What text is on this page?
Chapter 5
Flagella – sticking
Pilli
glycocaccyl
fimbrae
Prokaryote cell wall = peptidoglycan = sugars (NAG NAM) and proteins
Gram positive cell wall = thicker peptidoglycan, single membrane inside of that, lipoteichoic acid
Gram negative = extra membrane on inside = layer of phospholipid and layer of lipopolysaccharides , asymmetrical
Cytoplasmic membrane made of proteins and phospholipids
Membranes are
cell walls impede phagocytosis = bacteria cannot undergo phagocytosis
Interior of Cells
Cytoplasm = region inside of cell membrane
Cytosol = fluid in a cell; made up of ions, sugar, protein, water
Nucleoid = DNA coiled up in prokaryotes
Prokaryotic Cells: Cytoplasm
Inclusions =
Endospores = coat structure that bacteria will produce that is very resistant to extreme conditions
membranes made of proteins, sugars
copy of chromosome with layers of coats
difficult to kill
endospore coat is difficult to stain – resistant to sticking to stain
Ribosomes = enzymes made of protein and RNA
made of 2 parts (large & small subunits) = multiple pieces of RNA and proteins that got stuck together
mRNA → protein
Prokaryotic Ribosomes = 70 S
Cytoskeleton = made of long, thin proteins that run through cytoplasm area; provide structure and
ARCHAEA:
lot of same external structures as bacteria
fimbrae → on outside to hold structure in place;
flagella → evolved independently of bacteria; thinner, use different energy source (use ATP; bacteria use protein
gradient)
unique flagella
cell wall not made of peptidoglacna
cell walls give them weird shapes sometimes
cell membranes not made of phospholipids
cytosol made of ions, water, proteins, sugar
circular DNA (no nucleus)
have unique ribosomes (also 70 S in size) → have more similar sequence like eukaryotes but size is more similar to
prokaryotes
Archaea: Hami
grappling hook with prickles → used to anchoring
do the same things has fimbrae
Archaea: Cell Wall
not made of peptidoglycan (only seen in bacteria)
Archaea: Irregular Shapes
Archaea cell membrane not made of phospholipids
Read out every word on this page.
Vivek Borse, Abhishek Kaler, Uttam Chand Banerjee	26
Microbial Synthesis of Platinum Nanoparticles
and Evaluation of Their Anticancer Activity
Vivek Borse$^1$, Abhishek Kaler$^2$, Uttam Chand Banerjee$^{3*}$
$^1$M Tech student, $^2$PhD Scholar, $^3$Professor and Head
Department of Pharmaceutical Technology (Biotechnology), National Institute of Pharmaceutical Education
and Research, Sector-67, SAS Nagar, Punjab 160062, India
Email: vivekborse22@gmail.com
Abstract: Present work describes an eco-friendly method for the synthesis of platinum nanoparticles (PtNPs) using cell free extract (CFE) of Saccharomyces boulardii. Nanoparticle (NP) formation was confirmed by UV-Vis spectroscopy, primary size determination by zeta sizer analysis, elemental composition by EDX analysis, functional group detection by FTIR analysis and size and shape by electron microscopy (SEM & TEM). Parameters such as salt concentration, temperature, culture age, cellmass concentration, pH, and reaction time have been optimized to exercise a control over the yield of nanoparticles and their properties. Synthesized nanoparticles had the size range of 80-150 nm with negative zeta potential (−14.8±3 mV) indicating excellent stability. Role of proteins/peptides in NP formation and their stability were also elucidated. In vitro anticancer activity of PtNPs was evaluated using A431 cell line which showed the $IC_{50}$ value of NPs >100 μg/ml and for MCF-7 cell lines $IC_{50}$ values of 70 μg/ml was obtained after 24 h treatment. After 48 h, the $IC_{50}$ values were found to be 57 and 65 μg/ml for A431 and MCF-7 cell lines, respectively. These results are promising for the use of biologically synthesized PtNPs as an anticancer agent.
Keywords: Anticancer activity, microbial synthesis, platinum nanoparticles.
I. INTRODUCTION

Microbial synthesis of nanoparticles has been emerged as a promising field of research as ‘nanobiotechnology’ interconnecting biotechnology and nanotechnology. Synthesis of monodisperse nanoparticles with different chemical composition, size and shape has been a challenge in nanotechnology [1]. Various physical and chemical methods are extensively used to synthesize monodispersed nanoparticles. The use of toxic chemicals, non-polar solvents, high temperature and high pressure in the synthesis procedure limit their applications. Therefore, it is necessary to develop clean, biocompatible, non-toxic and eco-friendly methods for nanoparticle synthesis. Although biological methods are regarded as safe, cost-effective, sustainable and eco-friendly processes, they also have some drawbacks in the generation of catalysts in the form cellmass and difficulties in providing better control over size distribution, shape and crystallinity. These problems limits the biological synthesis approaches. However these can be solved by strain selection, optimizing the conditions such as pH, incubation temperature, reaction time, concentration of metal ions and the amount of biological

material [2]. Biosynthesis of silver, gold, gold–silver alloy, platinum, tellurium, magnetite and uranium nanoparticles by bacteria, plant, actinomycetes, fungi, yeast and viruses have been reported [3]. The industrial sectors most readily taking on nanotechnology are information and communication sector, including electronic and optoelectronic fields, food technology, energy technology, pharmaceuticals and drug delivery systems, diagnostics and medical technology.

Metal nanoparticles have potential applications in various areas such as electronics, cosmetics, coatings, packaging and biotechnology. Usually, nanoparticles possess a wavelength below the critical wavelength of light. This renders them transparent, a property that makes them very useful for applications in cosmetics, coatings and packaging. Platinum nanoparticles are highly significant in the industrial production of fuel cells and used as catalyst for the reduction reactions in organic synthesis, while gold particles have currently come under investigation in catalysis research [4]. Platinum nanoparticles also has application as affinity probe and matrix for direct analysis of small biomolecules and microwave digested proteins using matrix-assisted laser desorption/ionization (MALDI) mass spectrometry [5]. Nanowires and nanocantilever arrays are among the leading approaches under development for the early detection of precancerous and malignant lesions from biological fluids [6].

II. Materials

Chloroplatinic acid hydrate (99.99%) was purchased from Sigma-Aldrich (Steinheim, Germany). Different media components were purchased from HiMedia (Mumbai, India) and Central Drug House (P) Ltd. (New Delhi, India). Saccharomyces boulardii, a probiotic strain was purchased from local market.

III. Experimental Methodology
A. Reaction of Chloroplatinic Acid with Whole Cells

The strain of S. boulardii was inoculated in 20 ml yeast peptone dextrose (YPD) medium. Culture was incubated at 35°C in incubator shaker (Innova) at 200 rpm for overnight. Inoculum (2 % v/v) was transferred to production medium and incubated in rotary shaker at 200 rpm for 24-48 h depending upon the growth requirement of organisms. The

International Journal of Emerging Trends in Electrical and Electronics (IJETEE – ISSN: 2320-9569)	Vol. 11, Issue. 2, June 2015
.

=-=-=

Exercise objective: Would you copy out every line in the records that includes the string "inside"?

Result of the task:
Gram positive cell wall = thicker peptidoglycan, single membrane inside of that, lipoteichoic acid
Gram negative = extra membrane on inside = layer of phospholipid and layer of lipopolysaccharides , asymmetrical
Cytoplasm = region inside of cell membrane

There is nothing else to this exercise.